**What you are asked to do:**
Write out the rows word for word, from the start of the rows through the line containing "memory-comm-ref: 106 xyxy=(841,763,899,801)", including that line.

[Element region listings]
# # #

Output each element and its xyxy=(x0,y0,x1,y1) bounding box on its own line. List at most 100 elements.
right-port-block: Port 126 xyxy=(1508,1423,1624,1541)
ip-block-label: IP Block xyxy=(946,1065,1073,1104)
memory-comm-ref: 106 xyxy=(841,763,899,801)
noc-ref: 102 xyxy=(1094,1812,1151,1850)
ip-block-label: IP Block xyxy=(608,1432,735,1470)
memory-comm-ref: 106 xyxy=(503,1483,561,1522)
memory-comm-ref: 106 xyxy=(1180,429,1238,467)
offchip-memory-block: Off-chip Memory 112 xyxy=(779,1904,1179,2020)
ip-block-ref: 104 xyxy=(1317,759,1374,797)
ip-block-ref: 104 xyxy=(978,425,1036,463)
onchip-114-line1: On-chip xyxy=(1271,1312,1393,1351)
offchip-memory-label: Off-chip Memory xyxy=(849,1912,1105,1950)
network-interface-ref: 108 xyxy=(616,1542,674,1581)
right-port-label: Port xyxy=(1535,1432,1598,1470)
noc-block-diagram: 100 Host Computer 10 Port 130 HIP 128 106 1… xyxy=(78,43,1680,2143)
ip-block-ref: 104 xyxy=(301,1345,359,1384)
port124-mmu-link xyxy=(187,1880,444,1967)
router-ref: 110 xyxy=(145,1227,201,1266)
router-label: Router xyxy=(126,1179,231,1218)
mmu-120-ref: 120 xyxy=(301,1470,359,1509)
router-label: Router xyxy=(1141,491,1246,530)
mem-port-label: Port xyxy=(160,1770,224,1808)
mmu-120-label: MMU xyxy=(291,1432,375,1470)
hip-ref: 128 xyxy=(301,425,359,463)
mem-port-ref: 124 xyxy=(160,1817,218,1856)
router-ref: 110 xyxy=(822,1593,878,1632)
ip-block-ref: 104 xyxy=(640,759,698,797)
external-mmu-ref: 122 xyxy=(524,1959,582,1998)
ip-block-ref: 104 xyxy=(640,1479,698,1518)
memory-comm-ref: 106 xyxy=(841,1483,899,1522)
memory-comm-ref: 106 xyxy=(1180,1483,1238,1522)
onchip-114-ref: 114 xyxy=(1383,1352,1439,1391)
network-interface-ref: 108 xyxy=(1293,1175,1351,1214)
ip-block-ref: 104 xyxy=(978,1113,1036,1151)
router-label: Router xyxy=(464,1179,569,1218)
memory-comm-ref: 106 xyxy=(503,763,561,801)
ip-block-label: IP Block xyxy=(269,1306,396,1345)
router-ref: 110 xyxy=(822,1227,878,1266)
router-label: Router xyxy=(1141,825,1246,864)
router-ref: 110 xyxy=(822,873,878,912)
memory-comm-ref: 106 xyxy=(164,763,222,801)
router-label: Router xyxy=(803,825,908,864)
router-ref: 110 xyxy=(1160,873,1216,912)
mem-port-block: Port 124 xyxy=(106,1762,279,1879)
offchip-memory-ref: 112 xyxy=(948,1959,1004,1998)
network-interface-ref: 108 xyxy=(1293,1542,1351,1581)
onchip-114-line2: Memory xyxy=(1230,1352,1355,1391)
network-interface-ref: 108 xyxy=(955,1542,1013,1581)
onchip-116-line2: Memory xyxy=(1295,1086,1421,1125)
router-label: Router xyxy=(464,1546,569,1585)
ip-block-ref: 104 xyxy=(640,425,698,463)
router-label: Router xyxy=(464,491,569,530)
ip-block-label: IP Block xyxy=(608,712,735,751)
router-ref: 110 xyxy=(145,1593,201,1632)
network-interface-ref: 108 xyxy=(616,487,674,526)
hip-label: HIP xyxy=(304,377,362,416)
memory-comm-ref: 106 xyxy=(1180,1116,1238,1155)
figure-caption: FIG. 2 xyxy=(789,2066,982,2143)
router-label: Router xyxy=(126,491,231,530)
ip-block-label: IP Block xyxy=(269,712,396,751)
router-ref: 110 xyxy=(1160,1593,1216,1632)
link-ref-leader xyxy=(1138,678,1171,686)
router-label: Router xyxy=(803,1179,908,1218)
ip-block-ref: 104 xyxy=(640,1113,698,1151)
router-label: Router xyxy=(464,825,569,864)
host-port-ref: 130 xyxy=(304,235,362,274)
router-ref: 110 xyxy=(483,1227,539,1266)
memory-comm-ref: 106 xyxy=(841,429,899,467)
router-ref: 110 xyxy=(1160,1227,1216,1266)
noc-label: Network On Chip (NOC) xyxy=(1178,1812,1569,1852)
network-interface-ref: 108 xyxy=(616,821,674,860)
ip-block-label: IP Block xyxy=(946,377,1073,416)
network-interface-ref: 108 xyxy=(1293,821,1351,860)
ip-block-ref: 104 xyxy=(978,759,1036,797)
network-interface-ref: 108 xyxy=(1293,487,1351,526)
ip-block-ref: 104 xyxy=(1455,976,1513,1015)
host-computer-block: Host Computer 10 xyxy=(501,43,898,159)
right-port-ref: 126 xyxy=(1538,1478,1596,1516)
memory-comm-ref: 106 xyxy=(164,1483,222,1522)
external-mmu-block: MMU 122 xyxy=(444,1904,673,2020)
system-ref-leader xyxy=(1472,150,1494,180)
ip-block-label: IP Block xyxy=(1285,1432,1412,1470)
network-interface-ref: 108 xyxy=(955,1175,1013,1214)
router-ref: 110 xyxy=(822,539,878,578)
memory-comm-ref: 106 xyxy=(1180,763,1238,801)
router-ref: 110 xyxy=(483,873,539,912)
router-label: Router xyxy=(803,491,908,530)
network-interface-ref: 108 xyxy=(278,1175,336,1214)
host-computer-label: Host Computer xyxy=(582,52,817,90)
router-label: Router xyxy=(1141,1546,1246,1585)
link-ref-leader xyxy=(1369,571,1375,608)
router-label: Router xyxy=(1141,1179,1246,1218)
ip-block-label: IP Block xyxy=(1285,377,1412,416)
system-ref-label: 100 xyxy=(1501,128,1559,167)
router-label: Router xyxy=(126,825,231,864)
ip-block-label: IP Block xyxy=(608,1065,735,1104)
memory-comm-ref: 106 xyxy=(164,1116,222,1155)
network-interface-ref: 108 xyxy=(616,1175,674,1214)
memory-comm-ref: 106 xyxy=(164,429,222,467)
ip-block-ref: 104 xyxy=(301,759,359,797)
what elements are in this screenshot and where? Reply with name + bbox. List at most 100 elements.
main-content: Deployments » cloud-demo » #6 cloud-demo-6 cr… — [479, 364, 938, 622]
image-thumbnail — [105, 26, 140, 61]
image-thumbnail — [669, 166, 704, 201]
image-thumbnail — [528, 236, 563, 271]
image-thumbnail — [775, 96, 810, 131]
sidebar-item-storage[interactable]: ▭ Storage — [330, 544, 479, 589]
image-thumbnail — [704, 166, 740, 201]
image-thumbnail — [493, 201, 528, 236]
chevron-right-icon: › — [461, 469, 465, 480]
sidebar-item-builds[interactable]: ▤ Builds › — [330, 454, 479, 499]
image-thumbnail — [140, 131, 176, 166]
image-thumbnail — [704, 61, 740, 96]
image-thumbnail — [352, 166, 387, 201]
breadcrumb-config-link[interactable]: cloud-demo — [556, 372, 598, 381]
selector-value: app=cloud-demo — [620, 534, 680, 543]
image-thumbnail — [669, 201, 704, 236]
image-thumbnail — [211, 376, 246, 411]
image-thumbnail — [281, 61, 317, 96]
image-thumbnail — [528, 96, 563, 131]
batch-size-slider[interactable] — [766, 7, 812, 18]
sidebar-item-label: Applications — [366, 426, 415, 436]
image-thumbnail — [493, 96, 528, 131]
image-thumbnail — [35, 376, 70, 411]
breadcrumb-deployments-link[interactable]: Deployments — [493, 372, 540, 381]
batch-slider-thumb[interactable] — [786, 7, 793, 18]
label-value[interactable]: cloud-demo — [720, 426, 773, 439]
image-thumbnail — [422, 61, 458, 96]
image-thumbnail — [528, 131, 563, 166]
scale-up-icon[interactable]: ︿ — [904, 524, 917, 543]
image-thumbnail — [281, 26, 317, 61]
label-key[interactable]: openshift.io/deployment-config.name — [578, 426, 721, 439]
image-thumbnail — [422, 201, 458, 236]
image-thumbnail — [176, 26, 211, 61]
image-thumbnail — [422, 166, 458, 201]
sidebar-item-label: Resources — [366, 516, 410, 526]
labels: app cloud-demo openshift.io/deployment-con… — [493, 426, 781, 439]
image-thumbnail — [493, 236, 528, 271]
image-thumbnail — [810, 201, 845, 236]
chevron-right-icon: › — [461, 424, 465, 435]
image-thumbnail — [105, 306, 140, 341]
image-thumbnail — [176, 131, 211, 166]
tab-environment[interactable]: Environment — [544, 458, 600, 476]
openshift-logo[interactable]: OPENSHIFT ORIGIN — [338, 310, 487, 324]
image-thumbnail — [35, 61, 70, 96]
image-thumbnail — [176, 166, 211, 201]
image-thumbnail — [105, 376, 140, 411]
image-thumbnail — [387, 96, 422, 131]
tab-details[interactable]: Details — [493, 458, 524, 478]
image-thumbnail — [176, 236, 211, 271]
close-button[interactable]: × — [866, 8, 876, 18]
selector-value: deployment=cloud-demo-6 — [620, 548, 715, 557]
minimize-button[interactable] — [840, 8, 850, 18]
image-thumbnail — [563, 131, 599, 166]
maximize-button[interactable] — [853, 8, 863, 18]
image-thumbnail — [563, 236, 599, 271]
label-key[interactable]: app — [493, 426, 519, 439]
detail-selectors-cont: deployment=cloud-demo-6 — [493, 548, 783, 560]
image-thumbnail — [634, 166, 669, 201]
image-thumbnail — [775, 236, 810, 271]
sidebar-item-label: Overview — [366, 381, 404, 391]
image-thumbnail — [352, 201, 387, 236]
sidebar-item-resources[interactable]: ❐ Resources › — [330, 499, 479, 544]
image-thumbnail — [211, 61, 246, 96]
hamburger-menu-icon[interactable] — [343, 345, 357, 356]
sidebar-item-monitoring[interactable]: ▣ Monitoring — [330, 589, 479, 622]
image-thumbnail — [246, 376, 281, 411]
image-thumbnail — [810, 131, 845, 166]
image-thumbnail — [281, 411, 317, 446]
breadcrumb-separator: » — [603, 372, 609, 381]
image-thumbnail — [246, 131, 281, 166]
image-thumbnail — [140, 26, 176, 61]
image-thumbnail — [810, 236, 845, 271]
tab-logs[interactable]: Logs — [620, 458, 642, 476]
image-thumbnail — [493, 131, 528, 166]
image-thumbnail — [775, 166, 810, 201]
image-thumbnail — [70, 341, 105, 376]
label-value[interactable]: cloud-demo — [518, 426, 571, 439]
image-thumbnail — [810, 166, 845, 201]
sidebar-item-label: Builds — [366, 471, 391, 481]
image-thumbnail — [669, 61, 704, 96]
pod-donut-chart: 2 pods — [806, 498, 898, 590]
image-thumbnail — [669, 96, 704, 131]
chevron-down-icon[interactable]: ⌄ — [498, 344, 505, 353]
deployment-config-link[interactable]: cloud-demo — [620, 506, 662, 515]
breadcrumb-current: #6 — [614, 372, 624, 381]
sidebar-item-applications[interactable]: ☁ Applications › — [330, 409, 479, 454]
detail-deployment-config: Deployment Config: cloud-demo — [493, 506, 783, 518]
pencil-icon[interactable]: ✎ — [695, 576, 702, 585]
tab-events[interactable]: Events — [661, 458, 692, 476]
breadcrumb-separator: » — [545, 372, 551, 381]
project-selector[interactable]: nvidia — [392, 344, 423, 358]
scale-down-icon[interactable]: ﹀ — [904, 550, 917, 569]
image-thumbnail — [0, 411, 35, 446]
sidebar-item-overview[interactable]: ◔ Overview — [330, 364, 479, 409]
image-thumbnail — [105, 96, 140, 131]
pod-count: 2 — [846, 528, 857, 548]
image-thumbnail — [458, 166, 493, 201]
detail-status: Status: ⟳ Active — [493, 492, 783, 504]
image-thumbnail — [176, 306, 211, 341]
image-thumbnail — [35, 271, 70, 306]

# # #

**Task result:**
Output each element and its xyxy=(x0,y0,x1,y1) bounding box on its own line. List at most 100 elements.
right-port-block: Port 126 xyxy=(1508,1423,1624,1541)
ip-block-label: IP Block xyxy=(946,1065,1073,1104)
memory-comm-ref: 106 xyxy=(841,763,899,801)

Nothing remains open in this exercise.